**Entries provided**:
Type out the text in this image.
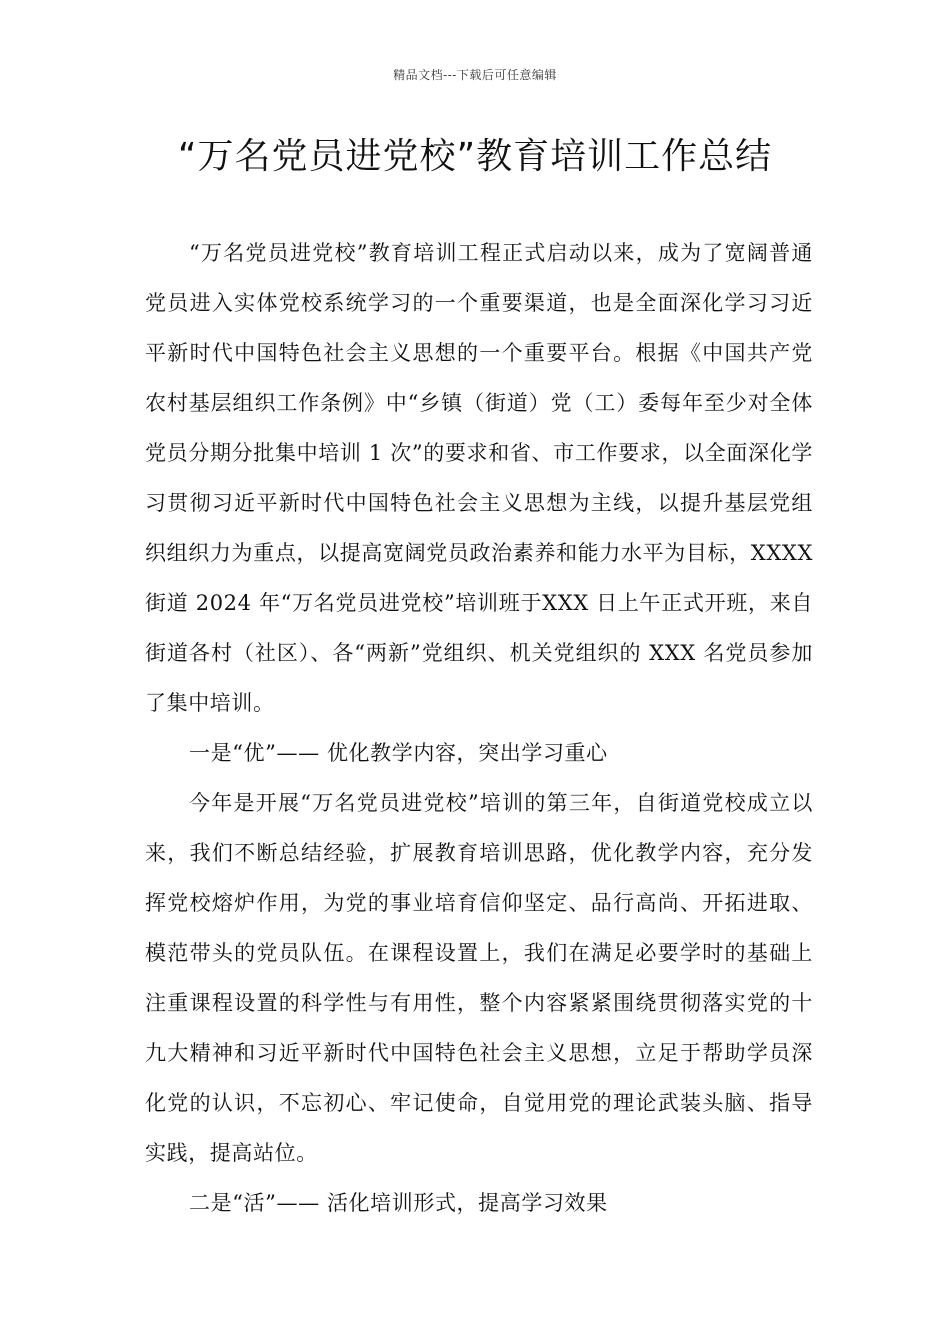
精品文档---下载后可任意编辑
“万名党员进党校”教育培训工作总结

“万名党员进党校”教育培训工程正式启动以来，成为了宽阔普通党员进入实体党校系统学习的一个重要渠道，也是全面深化学习习近平新时代中国特色社会主义思想的一个重要平台。根据《中国共产党农村基层组织工作条例》中“乡镇（街道）党（工）委每年至少对全体党员分期分批集中培训 1 次”的要求和省、市工作要求，以全面深化学习贯彻习近平新时代中国特色社会主义思想为主线，以提升基层党组织组织力为重点，以提高宽阔党员政治素养和能力水平为目标，XXXX 街道 2024 年“万名党员进党校”培训班于XXX 日上午正式开班，来自街道各村（社区）、各“两新”党组织、机关党组织的 XXX 名党员参加了集中培训。

一是“优”—— 优化教学内容，突出学习重心

今年是开展“万名党员进党校”培训的第三年，自街道党校成立以来，我们不断总结经验，扩展教育培训思路，优化教学内容，充分发挥党校熔炉作用，为党的事业培育信仰坚定、品行高尚、开拓进取、模范带头的党员队伍。在课程设置上，我们在满足必要学时的基础上注重课程设置的科学性与有用性，整个内容紧紧围绕贯彻落实党的十九大精神和习近平新时代中国特色社会主义思想，立足于帮助学员深化党的认识，不忘初心、牢记使命，自觉用党的理论武装头脑、指导实践，提高站位。

二是“活”—— 活化培训形式，提高学习效果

**Instructions for the task**: Say, as a single number and nothing more, how many lines of the entries contain the word "万名党员进党校".

**Solved problem**: 3